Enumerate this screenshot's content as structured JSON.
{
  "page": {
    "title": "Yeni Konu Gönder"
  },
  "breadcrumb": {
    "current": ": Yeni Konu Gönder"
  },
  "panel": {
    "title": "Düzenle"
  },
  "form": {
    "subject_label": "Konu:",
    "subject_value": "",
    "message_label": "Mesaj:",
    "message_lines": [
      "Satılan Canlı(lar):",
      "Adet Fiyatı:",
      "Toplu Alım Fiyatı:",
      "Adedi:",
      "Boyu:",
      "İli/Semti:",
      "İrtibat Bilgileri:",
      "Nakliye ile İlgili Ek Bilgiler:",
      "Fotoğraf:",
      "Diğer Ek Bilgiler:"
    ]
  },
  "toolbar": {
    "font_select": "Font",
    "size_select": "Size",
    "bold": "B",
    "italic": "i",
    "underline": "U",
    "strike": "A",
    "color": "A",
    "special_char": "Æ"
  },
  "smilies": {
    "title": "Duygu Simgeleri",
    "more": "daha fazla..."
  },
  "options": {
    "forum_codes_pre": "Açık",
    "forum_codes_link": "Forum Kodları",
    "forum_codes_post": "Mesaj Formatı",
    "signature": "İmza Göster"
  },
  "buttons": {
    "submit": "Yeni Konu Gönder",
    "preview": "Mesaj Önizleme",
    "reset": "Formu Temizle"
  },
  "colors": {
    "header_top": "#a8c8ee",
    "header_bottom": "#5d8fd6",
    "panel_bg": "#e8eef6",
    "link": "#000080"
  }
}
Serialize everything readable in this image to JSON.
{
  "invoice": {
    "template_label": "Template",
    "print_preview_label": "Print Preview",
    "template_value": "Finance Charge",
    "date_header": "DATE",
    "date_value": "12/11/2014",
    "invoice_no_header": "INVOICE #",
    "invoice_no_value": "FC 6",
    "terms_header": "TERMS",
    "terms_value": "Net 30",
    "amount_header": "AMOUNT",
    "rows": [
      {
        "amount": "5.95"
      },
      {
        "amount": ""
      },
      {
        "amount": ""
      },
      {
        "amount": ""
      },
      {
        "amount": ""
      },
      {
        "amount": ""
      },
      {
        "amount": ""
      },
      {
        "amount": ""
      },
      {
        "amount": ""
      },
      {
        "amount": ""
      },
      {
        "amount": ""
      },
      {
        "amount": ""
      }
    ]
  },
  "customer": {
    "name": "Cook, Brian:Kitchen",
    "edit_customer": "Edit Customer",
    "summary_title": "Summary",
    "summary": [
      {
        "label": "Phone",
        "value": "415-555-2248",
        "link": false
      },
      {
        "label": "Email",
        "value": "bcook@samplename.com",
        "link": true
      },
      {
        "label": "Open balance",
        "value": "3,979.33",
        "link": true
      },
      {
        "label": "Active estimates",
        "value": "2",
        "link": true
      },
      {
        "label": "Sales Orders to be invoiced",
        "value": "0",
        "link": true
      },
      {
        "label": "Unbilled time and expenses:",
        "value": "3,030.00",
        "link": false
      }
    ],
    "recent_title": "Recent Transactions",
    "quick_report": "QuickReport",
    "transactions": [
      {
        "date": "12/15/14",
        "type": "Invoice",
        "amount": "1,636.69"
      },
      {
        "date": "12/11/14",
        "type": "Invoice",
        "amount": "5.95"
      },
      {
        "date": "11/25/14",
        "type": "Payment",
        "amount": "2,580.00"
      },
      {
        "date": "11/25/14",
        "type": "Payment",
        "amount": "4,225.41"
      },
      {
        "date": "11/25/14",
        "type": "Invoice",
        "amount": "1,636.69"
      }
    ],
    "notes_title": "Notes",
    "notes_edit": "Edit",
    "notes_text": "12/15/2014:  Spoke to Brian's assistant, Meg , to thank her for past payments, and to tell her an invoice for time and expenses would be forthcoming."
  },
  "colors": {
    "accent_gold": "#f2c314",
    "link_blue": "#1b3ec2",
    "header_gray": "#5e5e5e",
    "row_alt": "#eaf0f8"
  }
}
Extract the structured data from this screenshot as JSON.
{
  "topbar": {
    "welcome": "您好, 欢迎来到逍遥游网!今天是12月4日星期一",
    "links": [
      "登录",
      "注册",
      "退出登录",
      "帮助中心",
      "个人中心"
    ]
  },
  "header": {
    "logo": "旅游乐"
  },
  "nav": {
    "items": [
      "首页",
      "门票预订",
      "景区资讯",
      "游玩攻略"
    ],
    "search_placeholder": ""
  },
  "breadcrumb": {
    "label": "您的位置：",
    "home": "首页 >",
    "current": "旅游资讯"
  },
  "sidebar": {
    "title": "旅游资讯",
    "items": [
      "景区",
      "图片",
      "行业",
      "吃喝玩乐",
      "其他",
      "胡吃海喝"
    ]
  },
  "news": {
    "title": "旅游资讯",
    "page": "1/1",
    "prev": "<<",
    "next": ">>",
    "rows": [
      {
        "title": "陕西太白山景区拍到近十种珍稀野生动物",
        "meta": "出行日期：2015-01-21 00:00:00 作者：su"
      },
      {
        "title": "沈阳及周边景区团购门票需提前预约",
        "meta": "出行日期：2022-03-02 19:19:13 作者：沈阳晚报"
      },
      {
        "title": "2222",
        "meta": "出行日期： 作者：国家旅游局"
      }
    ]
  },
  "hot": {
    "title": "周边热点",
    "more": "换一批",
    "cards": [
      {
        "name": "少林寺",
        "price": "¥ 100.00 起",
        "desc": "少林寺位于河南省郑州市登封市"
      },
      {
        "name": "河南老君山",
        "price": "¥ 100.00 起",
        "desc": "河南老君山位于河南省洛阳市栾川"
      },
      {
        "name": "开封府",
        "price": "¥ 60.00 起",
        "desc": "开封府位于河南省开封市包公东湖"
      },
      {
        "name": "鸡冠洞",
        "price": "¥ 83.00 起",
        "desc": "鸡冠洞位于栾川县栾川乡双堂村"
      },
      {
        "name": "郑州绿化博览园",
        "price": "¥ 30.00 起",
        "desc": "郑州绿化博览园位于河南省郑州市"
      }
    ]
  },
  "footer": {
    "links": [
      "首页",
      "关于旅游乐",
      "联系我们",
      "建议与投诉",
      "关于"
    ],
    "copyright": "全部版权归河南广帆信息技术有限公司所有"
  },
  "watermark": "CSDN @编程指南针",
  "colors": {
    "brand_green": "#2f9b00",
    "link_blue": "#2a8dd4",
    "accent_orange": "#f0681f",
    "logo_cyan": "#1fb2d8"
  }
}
· · ·
● **Task statement**
Copy the lines from the entries above in which the word "Yeni" appears.

● **Output**
    "title": "Yeni Konu Gönder"
    "current": ": Yeni Konu Gönder"
    "submit": "Yeni Konu Gönder",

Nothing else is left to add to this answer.